* _What you have to do_:
Whenever a line below holds the word "Moluscos", copy that line.

_ _ _ _ _

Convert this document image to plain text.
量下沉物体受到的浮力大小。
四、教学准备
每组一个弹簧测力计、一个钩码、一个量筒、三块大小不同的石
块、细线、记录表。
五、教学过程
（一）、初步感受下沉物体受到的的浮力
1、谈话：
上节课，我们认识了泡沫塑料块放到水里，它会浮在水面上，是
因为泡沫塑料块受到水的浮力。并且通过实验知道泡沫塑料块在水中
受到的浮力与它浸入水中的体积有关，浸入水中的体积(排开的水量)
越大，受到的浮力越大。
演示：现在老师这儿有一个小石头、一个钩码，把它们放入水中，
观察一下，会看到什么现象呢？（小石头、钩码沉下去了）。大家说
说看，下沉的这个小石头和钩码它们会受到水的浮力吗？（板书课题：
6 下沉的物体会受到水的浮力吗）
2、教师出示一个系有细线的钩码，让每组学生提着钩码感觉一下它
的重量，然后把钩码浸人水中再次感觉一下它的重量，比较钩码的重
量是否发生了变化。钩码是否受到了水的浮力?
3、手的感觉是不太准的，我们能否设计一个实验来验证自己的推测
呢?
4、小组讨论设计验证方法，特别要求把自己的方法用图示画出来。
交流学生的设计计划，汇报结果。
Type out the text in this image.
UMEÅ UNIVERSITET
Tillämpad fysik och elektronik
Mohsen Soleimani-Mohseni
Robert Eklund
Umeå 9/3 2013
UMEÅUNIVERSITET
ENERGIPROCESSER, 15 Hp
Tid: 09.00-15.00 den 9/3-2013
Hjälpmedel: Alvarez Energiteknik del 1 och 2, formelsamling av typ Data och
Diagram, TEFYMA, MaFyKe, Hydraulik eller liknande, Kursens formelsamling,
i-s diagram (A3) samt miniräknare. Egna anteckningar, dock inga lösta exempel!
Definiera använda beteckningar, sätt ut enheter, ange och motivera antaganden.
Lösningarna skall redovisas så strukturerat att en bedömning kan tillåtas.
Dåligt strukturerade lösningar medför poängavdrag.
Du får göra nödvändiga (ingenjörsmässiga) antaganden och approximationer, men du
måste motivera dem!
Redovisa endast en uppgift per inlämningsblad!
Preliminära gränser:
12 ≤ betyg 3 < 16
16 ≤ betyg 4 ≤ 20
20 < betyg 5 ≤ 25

_ _ _ _ _

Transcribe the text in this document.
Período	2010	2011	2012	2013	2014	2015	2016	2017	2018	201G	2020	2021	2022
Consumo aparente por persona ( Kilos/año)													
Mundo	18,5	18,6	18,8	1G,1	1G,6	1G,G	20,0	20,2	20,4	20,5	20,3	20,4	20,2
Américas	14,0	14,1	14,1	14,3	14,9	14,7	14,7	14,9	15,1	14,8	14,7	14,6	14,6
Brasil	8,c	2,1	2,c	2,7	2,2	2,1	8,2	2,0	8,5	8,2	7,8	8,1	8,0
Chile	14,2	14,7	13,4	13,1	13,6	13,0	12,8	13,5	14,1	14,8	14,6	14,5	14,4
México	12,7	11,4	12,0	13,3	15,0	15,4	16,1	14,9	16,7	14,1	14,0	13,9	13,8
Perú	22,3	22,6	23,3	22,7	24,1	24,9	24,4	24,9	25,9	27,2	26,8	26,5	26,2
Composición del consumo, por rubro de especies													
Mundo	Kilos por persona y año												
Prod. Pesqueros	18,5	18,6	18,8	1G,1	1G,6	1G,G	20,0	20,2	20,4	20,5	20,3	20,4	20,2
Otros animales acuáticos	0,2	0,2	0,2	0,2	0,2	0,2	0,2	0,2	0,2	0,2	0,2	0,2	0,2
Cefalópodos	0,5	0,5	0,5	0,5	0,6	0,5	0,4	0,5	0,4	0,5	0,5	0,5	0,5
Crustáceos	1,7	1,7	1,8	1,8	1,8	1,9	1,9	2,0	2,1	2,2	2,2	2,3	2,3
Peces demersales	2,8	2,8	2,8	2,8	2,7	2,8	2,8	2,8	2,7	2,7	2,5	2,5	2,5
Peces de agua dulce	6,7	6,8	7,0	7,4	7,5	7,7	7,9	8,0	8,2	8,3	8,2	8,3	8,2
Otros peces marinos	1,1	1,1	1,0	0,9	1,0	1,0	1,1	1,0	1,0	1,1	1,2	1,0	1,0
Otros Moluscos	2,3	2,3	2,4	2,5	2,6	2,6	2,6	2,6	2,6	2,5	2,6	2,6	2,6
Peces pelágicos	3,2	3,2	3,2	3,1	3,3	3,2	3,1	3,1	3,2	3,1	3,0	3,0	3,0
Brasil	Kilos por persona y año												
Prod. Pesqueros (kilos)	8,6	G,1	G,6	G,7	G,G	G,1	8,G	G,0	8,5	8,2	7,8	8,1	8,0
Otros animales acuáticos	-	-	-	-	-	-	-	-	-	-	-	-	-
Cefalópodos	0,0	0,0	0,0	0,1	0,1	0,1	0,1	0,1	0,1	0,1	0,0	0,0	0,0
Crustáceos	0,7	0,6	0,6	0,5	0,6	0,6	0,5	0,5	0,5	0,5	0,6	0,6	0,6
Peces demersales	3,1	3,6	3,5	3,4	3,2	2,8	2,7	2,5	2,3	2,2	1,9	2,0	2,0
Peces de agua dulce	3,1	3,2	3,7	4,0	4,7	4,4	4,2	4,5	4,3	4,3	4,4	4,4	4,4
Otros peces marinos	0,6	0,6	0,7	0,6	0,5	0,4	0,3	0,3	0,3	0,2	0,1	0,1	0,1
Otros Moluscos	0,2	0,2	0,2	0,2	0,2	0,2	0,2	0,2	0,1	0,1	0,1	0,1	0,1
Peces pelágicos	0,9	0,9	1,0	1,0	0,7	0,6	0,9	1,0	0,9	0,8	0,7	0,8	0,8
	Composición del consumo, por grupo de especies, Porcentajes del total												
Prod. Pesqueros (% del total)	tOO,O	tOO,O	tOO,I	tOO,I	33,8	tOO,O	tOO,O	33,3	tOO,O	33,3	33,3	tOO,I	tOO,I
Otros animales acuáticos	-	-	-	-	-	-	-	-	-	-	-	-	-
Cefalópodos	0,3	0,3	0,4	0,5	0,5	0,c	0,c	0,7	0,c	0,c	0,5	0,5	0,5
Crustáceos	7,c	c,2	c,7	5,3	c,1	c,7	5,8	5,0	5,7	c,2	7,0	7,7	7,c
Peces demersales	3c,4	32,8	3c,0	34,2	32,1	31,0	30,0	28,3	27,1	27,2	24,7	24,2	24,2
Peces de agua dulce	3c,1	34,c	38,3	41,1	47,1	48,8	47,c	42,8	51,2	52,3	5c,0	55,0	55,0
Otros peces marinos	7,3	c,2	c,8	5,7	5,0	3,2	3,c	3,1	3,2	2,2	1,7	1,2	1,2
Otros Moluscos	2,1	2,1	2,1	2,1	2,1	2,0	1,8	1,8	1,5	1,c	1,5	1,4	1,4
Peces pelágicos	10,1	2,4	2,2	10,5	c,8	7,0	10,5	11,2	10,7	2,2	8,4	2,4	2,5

_ _ _ _ _

* _Complete output_:
Otros Moluscos	2,3	2,3	2,4	2,5	2,6	2,6	2,6	2,6	2,6	2,5	2,6	2,6	2,6
Otros Moluscos	0,2	0,2	0,2	0,2	0,2	0,2	0,2	0,2	0,1	0,1	0,1	0,1	0,1
Otros Moluscos	2,1	2,1	2,1	2,1	2,1	2,0	1,8	1,8	1,5	1,c	1,5	1,4	1,4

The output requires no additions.